◆ What is required
Repeat each record below exactly, dropping the pictures.
>> start Data shown
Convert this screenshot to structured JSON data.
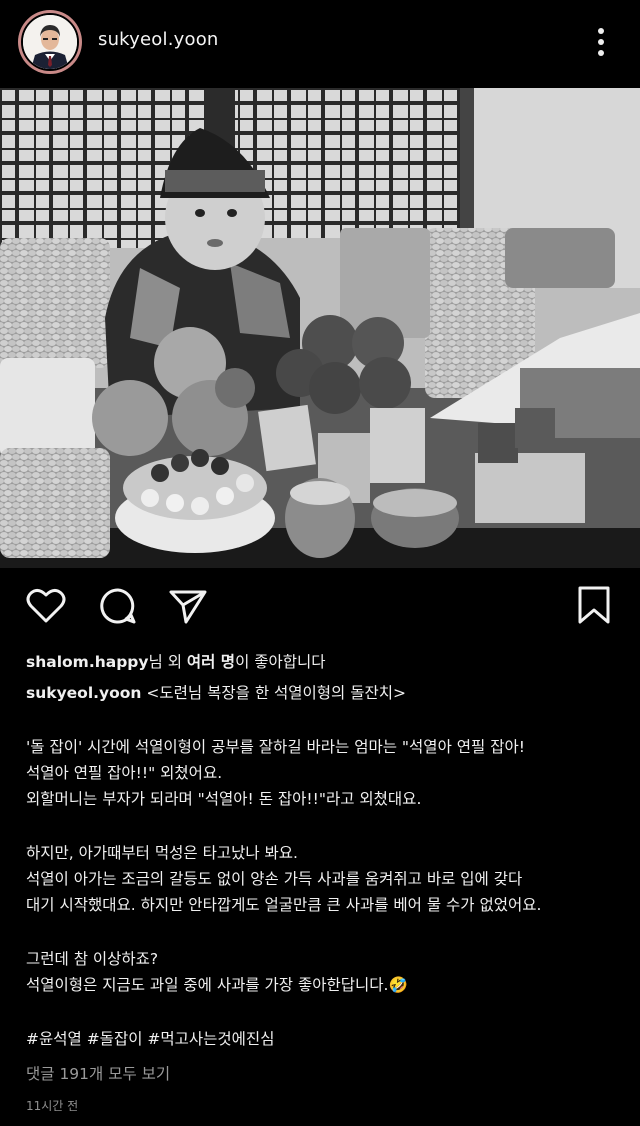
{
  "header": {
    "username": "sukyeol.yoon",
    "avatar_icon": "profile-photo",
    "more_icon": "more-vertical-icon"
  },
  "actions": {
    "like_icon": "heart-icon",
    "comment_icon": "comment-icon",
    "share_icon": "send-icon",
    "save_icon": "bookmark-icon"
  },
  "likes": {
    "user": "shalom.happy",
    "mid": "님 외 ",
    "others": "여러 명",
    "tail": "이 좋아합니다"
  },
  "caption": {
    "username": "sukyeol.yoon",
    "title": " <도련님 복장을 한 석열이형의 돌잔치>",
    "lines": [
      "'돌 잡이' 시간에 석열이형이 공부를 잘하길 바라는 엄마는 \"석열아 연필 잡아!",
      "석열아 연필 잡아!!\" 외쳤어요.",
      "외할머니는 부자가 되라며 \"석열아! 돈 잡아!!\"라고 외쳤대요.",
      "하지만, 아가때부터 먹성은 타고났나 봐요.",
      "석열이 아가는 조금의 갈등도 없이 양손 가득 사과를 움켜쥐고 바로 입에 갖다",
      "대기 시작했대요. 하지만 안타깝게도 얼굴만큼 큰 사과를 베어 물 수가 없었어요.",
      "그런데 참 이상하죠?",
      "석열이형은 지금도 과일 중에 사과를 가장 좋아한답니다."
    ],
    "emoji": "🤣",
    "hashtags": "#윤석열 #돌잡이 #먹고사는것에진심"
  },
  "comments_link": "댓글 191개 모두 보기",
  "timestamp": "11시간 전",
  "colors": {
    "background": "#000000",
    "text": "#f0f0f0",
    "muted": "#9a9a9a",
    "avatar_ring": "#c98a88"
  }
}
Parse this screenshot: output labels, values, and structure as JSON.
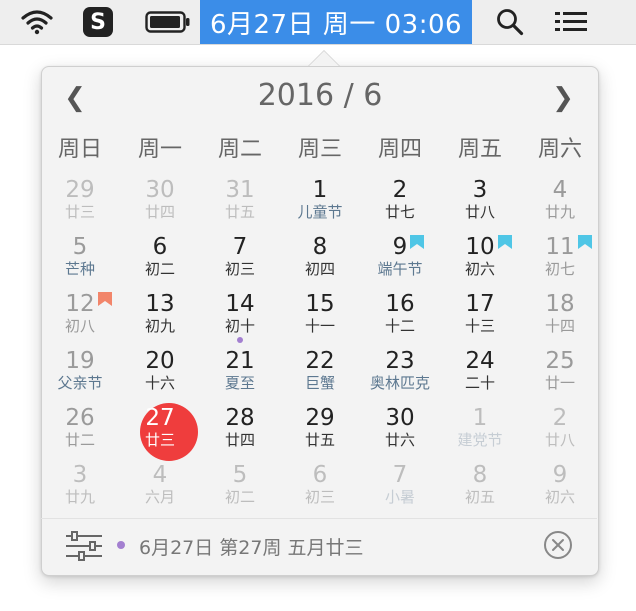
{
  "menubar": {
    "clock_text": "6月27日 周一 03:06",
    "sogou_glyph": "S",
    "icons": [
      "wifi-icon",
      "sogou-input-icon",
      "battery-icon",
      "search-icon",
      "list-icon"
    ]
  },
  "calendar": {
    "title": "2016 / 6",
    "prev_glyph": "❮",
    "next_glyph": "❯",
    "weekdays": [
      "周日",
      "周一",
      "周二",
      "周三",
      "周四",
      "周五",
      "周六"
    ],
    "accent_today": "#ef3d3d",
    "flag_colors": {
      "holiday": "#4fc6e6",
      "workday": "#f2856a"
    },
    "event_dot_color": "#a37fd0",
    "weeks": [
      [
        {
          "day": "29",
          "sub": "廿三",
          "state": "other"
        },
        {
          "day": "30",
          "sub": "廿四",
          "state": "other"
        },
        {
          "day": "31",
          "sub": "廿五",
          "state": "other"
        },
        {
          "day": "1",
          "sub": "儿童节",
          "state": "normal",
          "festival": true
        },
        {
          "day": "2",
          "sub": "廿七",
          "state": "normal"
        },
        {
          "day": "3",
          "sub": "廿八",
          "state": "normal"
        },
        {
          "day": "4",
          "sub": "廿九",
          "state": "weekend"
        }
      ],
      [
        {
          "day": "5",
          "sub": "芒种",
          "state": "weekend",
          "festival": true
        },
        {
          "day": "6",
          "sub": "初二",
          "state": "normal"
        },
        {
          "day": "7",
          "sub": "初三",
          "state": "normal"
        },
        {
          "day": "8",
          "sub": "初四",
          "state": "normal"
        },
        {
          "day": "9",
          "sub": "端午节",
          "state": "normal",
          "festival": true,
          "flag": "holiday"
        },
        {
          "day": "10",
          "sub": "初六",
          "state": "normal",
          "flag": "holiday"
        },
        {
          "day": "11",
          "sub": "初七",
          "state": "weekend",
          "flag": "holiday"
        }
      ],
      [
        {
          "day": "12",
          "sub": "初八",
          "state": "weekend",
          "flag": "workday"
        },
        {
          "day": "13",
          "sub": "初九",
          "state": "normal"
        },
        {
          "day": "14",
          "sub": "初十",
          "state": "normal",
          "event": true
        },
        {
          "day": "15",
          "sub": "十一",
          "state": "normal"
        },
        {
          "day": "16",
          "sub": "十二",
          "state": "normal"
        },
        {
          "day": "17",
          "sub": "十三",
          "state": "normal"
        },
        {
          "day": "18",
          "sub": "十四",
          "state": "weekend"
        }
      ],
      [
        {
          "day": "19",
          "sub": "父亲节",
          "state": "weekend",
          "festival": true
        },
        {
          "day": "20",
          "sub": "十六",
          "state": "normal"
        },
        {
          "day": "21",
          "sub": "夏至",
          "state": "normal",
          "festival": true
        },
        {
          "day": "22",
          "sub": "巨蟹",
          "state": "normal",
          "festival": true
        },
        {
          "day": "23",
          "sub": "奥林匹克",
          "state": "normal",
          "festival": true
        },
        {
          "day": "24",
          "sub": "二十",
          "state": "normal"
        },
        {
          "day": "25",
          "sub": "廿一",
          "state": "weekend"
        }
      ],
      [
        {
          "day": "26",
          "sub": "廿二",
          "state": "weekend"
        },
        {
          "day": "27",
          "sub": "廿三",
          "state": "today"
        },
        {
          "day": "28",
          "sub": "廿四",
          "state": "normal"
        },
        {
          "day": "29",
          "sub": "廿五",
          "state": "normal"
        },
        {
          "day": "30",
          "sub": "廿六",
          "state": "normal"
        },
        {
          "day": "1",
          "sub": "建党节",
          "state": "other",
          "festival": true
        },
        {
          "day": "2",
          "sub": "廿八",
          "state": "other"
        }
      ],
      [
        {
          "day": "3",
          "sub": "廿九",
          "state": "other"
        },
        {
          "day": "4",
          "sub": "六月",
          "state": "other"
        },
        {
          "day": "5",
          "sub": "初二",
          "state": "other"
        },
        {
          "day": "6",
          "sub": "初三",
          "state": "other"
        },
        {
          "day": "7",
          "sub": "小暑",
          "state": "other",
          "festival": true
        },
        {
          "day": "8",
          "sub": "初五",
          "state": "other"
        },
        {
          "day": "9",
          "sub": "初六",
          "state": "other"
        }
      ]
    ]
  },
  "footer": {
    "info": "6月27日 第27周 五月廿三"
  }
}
>> end Data shown
◆ Reply to the exercise
Convert this screenshot to structured JSON data.
{
  "header": {
    "username": "sukyeol.yoon",
    "avatar_icon": "profile-photo",
    "more_icon": "more-vertical-icon"
  },
  "actions": {
    "like_icon": "heart-icon",
    "comment_icon": "comment-icon",
    "share_icon": "send-icon",
    "save_icon": "bookmark-icon"
  },
  "likes": {
    "user": "shalom.happy",
    "mid": "님 외 ",
    "others": "여러 명",
    "tail": "이 좋아합니다"
  },
  "caption": {
    "username": "sukyeol.yoon",
    "title": " <도련님 복장을 한 석열이형의 돌잔치>",
    "lines": [
      "'돌 잡이' 시간에 석열이형이 공부를 잘하길 바라는 엄마는 \"석열아 연필 잡아!",
      "석열아 연필 잡아!!\" 외쳤어요.",
      "외할머니는 부자가 되라며 \"석열아! 돈 잡아!!\"라고 외쳤대요.",
      "하지만, 아가때부터 먹성은 타고났나 봐요.",
      "석열이 아가는 조금의 갈등도 없이 양손 가득 사과를 움켜쥐고 바로 입에 갖다",
      "대기 시작했대요. 하지만 안타깝게도 얼굴만큼 큰 사과를 베어 물 수가 없었어요.",
      "그런데 참 이상하죠?",
      "석열이형은 지금도 과일 중에 사과를 가장 좋아한답니다."
    ],
    "emoji": "🤣",
    "hashtags": "#윤석열 #돌잡이 #먹고사는것에진심"
  },
  "comments_link": "댓글 191개 모두 보기",
  "timestamp": "11시간 전",
  "colors": {
    "background": "#000000",
    "text": "#f0f0f0",
    "muted": "#9a9a9a",
    "avatar_ring": "#c98a88"
  }
}
Parse this screenshot: output labels, values, and structure as JSON.
{
  "menubar": {
    "clock_text": "6月27日 周一 03:06",
    "sogou_glyph": "S",
    "icons": [
      "wifi-icon",
      "sogou-input-icon",
      "battery-icon",
      "search-icon",
      "list-icon"
    ]
  },
  "calendar": {
    "title": "2016 / 6",
    "prev_glyph": "❮",
    "next_glyph": "❯",
    "weekdays": [
      "周日",
      "周一",
      "周二",
      "周三",
      "周四",
      "周五",
      "周六"
    ],
    "accent_today": "#ef3d3d",
    "flag_colors": {
      "holiday": "#4fc6e6",
      "workday": "#f2856a"
    },
    "event_dot_color": "#a37fd0",
    "weeks": [
      [
        {
          "day": "29",
          "sub": "廿三",
          "state": "other"
        },
        {
          "day": "30",
          "sub": "廿四",
          "state": "other"
        },
        {
          "day": "31",
          "sub": "廿五",
          "state": "other"
        },
        {
          "day": "1",
          "sub": "儿童节",
          "state": "normal",
          "festival": true
        },
        {
          "day": "2",
          "sub": "廿七",
          "state": "normal"
        },
        {
          "day": "3",
          "sub": "廿八",
          "state": "normal"
        },
        {
          "day": "4",
          "sub": "廿九",
          "state": "weekend"
        }
      ],
      [
        {
          "day": "5",
          "sub": "芒种",
          "state": "weekend",
          "festival": true
        },
        {
          "day": "6",
          "sub": "初二",
          "state": "normal"
        },
        {
          "day": "7",
          "sub": "初三",
          "state": "normal"
        },
        {
          "day": "8",
          "sub": "初四",
          "state": "normal"
        },
        {
          "day": "9",
          "sub": "端午节",
          "state": "normal",
          "festival": true,
          "flag": "holiday"
        },
        {
          "day": "10",
          "sub": "初六",
          "state": "normal",
          "flag": "holiday"
        },
        {
          "day": "11",
          "sub": "初七",
          "state": "weekend",
          "flag": "holiday"
        }
      ],
      [
        {
          "day": "12",
          "sub": "初八",
          "state": "weekend",
          "flag": "workday"
        },
        {
          "day": "13",
          "sub": "初九",
          "state": "normal"
        },
        {
          "day": "14",
          "sub": "初十",
          "state": "normal",
          "event": true
        },
        {
          "day": "15",
          "sub": "十一",
          "state": "normal"
        },
        {
          "day": "16",
          "sub": "十二",
          "state": "normal"
        },
        {
          "day": "17",
          "sub": "十三",
          "state": "normal"
        },
        {
          "day": "18",
          "sub": "十四",
          "state": "weekend"
        }
      ],
      [
        {
          "day": "19",
          "sub": "父亲节",
          "state": "weekend",
          "festival": true
        },
        {
          "day": "20",
          "sub": "十六",
          "state": "normal"
        },
        {
          "day": "21",
          "sub": "夏至",
          "state": "normal",
          "festival": true
        },
        {
          "day": "22",
          "sub": "巨蟹",
          "state": "normal",
          "festival": true
        },
        {
          "day": "23",
          "sub": "奥林匹克",
          "state": "normal",
          "festival": true
        },
        {
          "day": "24",
          "sub": "二十",
          "state": "normal"
        },
        {
          "day": "25",
          "sub": "廿一",
          "state": "weekend"
        }
      ],
      [
        {
          "day": "26",
          "sub": "廿二",
          "state": "weekend"
        },
        {
          "day": "27",
          "sub": "廿三",
          "state": "today"
        },
        {
          "day": "28",
          "sub": "廿四",
          "state": "normal"
        },
        {
          "day": "29",
          "sub": "廿五",
          "state": "normal"
        },
        {
          "day": "30",
          "sub": "廿六",
          "state": "normal"
        },
        {
          "day": "1",
          "sub": "建党节",
          "state": "other",
          "festival": true
        },
        {
          "day": "2",
          "sub": "廿八",
          "state": "other"
        }
      ],
      [
        {
          "day": "3",
          "sub": "廿九",
          "state": "other"
        },
        {
          "day": "4",
          "sub": "六月",
          "state": "other"
        },
        {
          "day": "5",
          "sub": "初二",
          "state": "other"
        },
        {
          "day": "6",
          "sub": "初三",
          "state": "other"
        },
        {
          "day": "7",
          "sub": "小暑",
          "state": "other",
          "festival": true
        },
        {
          "day": "8",
          "sub": "初五",
          "state": "other"
        },
        {
          "day": "9",
          "sub": "初六",
          "state": "other"
        }
      ]
    ]
  },
  "footer": {
    "info": "6月27日 第27周 五月廿三"
  }
}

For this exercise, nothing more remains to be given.